## START RECORD LIST

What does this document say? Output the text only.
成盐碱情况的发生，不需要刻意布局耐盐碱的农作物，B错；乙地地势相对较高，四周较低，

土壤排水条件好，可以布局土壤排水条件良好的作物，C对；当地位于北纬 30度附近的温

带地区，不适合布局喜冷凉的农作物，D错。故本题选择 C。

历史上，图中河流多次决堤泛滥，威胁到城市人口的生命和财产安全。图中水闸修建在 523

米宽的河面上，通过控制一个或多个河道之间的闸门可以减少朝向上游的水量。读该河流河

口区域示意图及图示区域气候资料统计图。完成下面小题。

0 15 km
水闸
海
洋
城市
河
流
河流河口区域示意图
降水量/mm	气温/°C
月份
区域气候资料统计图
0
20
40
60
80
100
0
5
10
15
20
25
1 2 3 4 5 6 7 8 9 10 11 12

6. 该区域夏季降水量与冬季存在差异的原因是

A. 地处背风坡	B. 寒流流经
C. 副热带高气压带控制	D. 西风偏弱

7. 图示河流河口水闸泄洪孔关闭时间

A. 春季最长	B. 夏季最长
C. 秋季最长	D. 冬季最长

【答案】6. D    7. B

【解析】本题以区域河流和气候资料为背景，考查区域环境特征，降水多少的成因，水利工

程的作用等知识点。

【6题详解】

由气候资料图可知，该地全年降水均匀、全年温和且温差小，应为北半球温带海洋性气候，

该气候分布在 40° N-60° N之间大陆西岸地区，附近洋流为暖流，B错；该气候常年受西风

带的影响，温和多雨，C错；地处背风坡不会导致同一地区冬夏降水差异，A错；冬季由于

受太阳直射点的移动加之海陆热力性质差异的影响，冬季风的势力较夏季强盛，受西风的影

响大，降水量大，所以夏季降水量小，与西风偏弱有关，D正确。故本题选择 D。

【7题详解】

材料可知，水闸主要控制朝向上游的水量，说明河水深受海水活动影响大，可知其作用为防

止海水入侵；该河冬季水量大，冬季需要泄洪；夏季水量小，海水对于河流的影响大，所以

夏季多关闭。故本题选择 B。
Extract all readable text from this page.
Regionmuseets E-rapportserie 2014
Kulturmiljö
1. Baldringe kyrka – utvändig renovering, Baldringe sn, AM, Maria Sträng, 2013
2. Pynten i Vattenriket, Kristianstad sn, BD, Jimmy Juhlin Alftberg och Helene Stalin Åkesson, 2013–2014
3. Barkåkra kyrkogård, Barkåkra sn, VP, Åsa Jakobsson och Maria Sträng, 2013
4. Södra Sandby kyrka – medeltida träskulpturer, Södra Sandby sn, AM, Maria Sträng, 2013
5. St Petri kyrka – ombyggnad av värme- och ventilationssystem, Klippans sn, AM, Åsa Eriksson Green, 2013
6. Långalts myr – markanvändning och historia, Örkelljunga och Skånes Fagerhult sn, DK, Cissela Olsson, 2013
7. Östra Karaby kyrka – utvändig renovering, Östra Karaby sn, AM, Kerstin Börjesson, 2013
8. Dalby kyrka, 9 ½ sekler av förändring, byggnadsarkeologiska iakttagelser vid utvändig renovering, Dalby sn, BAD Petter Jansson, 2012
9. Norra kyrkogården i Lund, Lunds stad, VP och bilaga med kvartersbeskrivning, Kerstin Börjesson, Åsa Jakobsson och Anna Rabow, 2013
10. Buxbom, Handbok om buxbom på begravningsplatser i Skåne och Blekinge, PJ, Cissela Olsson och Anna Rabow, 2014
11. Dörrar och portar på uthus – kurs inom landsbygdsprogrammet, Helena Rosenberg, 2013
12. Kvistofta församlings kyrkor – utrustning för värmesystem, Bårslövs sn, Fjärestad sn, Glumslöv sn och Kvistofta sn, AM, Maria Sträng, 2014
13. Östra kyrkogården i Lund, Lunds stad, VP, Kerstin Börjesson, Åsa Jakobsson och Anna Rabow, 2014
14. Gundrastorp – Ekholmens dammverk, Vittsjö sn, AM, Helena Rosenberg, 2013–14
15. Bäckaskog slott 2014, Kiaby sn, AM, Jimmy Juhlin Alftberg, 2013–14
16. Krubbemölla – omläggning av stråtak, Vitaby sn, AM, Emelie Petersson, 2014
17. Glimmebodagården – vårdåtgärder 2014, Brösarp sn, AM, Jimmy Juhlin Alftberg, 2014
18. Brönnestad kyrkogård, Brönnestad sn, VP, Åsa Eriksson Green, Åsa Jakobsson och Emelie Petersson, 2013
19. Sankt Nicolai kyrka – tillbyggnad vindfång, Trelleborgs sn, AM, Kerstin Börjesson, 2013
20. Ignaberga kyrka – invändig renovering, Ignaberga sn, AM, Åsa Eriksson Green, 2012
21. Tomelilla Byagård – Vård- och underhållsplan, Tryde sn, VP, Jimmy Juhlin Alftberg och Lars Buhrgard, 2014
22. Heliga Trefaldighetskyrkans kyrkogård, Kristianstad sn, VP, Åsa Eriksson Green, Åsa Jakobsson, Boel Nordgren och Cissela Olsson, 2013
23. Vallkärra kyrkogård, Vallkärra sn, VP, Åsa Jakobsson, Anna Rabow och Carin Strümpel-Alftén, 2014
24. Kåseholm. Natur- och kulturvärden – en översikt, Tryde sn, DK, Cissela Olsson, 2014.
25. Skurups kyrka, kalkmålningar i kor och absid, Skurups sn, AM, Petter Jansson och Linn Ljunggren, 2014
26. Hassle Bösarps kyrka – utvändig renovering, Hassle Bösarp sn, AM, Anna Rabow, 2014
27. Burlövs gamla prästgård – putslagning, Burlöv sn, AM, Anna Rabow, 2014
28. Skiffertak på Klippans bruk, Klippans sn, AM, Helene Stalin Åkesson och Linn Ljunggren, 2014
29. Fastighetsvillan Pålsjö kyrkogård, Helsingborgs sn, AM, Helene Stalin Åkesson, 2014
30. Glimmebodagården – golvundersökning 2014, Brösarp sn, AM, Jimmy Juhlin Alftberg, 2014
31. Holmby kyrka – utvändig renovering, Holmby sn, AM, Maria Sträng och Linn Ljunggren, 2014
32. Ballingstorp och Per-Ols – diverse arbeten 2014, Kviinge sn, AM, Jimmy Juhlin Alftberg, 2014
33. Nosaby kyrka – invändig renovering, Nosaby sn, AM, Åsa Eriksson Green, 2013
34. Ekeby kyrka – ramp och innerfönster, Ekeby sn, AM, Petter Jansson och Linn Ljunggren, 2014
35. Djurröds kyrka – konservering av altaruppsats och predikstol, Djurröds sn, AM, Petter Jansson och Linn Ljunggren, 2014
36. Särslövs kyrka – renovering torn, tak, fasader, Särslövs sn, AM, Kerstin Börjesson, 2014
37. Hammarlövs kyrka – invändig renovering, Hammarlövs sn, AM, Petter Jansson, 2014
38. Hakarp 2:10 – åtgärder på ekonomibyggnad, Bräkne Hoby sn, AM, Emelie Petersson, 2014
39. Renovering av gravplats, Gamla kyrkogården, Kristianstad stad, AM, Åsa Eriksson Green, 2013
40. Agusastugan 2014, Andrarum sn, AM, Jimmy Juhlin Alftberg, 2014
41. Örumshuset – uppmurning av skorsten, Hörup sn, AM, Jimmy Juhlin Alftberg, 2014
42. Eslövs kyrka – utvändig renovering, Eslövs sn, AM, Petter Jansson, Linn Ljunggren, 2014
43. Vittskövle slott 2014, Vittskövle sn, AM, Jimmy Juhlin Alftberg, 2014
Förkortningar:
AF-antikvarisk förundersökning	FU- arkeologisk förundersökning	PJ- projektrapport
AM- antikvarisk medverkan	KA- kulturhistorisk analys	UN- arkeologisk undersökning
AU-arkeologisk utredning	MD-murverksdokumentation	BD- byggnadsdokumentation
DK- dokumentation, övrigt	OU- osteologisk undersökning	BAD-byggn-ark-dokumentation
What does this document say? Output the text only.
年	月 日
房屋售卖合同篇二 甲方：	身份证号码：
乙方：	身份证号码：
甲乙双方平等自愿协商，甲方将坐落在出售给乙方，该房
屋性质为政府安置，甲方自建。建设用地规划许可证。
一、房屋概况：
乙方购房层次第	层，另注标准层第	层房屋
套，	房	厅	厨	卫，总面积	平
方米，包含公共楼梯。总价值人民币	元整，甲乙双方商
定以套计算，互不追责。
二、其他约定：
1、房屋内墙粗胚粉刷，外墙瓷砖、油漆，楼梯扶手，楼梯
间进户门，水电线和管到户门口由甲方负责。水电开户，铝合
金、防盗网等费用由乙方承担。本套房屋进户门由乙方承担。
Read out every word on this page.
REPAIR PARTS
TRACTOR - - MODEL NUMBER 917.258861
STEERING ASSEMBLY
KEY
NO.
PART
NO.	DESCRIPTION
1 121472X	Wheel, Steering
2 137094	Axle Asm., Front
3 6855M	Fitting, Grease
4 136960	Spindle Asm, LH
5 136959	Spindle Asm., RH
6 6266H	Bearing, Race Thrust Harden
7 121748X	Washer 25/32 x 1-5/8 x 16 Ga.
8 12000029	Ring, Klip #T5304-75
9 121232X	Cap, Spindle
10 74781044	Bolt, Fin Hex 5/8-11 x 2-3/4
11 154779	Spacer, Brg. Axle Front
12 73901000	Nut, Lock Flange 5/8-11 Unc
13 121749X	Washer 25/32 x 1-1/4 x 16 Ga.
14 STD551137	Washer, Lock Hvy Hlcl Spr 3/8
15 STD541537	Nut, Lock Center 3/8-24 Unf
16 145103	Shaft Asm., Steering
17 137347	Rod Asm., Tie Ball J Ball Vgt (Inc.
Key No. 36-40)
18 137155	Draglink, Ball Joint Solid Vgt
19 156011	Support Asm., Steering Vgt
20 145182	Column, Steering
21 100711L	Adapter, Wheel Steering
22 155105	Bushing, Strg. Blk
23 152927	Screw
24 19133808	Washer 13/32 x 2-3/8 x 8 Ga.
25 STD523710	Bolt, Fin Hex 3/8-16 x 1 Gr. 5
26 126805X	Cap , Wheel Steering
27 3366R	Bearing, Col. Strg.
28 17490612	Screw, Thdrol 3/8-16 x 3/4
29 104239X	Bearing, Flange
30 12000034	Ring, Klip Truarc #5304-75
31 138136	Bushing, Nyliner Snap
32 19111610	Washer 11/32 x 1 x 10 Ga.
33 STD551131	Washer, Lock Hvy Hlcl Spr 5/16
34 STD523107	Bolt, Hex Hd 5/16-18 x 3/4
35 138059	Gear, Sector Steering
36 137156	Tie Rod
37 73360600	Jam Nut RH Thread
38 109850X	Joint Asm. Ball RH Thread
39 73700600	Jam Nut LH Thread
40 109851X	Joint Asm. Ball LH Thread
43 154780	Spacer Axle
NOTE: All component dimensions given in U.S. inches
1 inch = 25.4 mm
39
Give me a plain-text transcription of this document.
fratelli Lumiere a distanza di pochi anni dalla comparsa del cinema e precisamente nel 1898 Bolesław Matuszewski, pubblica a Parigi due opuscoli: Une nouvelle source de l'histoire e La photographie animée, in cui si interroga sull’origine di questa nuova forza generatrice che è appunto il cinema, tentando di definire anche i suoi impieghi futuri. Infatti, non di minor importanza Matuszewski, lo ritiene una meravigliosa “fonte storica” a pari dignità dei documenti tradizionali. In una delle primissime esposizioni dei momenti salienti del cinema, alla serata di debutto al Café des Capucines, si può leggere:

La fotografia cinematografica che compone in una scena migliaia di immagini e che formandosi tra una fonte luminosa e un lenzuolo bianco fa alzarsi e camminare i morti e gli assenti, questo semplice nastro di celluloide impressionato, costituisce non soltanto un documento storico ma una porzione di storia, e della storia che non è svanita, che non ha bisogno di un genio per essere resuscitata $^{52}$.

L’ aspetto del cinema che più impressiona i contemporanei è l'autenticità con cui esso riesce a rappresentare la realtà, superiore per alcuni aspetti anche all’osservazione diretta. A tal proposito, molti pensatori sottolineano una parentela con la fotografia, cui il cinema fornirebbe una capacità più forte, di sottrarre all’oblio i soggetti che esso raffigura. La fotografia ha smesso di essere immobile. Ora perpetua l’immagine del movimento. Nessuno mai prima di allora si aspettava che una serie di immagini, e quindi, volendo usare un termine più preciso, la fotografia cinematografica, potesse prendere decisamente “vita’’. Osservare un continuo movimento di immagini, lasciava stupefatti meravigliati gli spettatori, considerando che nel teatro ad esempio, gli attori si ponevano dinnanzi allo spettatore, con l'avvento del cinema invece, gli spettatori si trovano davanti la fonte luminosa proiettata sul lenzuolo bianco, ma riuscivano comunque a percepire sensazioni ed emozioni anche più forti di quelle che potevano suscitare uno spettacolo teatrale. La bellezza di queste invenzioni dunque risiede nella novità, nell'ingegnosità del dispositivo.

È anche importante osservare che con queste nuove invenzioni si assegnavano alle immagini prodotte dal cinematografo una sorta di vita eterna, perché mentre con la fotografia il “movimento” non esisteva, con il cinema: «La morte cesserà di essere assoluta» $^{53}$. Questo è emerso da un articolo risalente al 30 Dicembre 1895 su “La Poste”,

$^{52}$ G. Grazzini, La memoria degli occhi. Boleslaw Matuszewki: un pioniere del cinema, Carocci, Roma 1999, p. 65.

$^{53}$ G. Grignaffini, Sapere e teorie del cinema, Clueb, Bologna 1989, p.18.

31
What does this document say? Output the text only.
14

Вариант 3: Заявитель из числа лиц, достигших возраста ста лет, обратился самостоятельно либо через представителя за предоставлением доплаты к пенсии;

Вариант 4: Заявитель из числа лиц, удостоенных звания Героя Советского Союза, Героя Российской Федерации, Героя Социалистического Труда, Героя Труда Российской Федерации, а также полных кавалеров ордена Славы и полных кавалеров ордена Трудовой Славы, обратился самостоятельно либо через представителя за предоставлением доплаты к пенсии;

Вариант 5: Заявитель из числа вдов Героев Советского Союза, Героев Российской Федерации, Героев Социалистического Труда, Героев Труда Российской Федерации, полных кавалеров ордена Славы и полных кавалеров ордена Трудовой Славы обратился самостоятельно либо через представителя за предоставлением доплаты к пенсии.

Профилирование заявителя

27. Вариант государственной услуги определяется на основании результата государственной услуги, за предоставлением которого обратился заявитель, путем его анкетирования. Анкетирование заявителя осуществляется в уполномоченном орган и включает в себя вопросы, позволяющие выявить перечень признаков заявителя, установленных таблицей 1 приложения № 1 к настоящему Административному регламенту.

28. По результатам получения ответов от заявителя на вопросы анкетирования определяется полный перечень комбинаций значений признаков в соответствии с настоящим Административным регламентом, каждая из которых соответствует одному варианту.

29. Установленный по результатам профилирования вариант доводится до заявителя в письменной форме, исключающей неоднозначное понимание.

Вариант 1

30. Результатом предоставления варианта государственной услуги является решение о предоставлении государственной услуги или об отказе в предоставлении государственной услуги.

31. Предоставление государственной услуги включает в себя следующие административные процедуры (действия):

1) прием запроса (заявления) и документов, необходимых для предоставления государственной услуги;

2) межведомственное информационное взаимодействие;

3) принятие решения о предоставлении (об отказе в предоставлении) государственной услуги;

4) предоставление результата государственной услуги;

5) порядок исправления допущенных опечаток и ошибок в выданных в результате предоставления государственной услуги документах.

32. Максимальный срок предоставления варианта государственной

## END RECORD LIST

EXERCISE: Give the number of lines above that hold the word "Thread", and nothing more.

OUTPUT FOR THIS TASK: 4